Segment Start: Provided text

Object is base of object oriented programming concept.In real world we are surrounded by objects like desk, dog, cycle, mobile etc.In real world objects does have two characteristic, state  and  behavior.
The real-world observations all translate into the world of object-oriented programming. Software objects also are similar to real world objects and they too consist of state and related behavior.Software objects keep their state in variable and expose their behavior through methods.By attributing state and providing methods for changing that state, the object remains in control of how the outside world is allowed to use it.
Below are the few properties of Object oriented programming

Encapsulation
Encapsulation is a technique which is used to prevent the data. Encapsulation is combining the data (information) and the methods (functions) that can manipulate that data into one capsule (class/object). Depending on how you write program, encapsulation guarantees that the encapsulated data is not accessed by any other function/method/program outside the encapsulated object.To achieve perfect encapsulation define all the variables private and methods public in class.In the below example rollNo  and name are accessible only through methods declared in class.

Segment End: Provided text
Segment Start: Records supplied

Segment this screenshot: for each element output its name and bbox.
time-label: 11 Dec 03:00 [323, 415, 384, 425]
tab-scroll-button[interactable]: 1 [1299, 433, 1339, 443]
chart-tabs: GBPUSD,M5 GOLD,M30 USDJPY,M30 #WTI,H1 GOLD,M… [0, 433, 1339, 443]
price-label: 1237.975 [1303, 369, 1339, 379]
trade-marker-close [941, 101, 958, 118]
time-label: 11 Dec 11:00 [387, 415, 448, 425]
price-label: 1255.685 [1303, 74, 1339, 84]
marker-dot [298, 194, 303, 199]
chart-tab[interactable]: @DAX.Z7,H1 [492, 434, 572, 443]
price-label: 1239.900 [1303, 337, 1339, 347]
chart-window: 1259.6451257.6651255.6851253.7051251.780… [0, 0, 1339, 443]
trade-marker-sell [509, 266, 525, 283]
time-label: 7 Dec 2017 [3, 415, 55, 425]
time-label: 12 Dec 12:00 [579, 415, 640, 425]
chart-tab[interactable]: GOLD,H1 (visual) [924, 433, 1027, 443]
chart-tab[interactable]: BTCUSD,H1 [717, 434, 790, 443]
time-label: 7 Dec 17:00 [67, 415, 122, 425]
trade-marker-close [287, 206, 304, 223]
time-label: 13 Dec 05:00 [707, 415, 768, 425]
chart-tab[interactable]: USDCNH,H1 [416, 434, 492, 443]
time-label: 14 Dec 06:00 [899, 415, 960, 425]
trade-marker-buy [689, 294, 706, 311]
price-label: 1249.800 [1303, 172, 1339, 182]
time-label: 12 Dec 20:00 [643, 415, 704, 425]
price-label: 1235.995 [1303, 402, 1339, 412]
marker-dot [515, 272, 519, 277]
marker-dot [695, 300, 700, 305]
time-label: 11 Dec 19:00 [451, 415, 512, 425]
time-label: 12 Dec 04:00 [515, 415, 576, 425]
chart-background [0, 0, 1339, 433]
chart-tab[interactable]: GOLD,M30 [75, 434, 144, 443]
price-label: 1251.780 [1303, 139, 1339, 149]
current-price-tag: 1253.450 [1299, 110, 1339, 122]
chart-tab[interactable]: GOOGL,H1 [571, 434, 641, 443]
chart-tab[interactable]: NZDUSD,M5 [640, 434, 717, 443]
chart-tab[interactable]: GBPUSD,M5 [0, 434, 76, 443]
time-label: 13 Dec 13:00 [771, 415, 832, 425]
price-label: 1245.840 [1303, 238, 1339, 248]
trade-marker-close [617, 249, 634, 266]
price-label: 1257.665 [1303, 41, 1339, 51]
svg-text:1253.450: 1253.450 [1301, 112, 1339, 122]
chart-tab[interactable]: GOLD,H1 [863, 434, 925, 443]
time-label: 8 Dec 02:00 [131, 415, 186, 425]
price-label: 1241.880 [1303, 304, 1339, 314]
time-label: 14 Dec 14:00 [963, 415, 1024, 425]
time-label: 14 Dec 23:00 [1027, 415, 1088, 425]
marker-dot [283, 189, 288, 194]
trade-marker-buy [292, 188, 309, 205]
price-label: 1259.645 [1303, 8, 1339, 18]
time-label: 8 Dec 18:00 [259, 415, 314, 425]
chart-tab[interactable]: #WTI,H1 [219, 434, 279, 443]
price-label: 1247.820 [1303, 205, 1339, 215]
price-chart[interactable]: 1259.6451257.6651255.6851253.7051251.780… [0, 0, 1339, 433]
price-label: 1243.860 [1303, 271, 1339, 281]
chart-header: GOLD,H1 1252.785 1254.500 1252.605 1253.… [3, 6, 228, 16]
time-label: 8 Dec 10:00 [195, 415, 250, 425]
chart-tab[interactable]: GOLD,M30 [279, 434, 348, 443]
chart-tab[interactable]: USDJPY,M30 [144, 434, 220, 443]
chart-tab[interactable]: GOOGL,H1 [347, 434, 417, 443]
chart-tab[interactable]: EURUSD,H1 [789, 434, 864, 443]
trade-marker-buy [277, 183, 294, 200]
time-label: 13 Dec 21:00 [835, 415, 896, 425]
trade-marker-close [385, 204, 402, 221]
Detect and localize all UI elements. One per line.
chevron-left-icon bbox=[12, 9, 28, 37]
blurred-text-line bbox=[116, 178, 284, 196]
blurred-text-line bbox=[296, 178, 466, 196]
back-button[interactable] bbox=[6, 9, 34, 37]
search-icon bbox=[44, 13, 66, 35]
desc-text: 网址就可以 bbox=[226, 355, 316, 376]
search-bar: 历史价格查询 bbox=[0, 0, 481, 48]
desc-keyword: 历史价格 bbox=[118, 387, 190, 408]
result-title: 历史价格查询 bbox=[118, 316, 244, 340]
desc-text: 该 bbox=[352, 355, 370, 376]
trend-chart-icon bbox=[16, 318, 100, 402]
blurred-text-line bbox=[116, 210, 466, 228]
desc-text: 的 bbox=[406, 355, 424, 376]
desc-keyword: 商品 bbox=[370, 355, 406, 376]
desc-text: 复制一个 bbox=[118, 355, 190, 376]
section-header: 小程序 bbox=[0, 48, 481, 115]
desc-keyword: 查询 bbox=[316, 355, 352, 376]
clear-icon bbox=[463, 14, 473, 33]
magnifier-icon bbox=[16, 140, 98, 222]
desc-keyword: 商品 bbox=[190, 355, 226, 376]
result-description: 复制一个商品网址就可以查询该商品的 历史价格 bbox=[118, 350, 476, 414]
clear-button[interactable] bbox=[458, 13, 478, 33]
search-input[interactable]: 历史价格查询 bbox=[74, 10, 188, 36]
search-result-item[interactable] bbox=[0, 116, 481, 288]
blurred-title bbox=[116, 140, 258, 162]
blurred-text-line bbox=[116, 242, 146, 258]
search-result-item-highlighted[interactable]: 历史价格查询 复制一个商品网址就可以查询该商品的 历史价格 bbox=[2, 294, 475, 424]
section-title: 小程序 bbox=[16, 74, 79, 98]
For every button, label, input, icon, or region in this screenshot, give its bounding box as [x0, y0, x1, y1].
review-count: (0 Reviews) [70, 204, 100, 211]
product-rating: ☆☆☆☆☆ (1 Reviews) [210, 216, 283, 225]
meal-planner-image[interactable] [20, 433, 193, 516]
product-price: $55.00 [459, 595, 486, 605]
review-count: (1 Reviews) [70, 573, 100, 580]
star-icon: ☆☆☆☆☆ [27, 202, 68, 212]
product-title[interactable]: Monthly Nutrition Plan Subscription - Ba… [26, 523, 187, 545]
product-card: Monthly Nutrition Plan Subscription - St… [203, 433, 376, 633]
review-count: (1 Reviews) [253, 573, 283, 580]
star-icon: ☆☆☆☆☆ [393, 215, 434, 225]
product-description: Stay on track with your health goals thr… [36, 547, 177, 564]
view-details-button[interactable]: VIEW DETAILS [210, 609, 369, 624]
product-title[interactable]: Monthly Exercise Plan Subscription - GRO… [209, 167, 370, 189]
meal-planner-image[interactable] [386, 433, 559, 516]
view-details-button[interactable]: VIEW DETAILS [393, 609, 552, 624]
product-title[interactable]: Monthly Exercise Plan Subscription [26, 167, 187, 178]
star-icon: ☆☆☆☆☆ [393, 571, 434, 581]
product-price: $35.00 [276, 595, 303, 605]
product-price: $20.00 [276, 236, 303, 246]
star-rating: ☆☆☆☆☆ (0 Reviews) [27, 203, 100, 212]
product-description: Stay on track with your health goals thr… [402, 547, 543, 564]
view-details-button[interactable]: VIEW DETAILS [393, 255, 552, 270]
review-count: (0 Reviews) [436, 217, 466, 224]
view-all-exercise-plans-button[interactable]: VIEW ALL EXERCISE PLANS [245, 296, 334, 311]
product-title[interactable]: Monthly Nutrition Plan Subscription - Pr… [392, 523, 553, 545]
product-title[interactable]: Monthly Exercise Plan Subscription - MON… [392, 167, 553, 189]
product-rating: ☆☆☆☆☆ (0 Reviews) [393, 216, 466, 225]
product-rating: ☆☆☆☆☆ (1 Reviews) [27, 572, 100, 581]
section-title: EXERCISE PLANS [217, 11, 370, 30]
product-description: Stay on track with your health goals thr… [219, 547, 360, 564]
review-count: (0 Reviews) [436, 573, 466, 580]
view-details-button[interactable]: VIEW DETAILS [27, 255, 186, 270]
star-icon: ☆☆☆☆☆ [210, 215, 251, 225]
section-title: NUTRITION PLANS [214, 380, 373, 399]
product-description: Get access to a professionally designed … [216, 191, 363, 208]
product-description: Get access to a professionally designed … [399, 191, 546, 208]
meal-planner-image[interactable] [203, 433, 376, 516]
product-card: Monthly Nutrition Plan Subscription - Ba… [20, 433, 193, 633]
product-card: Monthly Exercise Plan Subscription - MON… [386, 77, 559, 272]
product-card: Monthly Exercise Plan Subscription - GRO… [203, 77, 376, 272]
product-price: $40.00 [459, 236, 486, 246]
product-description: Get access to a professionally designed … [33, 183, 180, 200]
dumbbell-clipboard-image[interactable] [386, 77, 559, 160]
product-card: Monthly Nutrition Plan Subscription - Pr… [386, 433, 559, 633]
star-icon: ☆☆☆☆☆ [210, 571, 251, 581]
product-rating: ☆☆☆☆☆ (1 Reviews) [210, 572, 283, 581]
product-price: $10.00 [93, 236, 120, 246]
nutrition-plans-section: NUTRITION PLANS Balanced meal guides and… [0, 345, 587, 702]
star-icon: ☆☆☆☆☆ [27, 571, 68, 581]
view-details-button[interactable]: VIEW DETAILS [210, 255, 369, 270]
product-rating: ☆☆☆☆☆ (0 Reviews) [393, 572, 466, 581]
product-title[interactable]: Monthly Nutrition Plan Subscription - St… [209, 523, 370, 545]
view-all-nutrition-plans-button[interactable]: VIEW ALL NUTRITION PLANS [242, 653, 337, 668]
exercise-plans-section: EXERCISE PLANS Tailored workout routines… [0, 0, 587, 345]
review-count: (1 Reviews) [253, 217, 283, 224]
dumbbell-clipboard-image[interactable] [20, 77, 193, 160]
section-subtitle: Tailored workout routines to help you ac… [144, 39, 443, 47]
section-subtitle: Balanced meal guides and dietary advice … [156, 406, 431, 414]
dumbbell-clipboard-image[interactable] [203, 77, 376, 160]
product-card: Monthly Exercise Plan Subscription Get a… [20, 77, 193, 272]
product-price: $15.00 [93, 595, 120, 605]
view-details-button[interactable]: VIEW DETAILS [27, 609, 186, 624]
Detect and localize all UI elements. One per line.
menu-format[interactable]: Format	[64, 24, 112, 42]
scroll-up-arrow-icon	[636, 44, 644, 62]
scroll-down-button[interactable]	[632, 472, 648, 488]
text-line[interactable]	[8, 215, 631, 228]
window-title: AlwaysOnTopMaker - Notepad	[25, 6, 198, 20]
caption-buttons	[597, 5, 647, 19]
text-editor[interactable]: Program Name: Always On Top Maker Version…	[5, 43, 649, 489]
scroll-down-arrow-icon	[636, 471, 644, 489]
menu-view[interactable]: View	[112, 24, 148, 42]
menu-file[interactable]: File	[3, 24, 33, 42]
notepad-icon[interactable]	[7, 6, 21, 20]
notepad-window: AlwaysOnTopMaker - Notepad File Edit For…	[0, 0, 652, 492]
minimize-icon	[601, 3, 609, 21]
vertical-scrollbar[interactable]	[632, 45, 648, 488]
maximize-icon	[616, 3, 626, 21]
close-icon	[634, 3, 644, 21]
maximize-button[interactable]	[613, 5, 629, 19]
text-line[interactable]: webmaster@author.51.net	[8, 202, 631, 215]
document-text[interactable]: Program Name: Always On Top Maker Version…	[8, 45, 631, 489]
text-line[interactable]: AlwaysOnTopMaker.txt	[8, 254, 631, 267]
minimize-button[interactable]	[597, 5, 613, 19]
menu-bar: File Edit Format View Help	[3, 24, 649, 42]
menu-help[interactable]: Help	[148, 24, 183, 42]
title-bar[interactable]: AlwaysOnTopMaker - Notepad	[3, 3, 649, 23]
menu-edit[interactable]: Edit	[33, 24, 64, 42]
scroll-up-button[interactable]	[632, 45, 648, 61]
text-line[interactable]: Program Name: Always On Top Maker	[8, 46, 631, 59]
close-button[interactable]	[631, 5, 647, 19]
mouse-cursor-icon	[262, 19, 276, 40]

Segment End: Records supplied

§ **Task instructions**:
Please answer these questions about the object-oriented programming text:
(a) What two characteristics do real-world objects have?
(b) Where do software objects keep their state, and through what do they expose their behavior?
(c) For perfect encapsulation, how should the variables and methods in a class be defined?

§ **Written answer**:
(a) State and behavior.
(b) They keep their state in variables and expose their behavior through methods.
(c) All variables should be private and all methods public.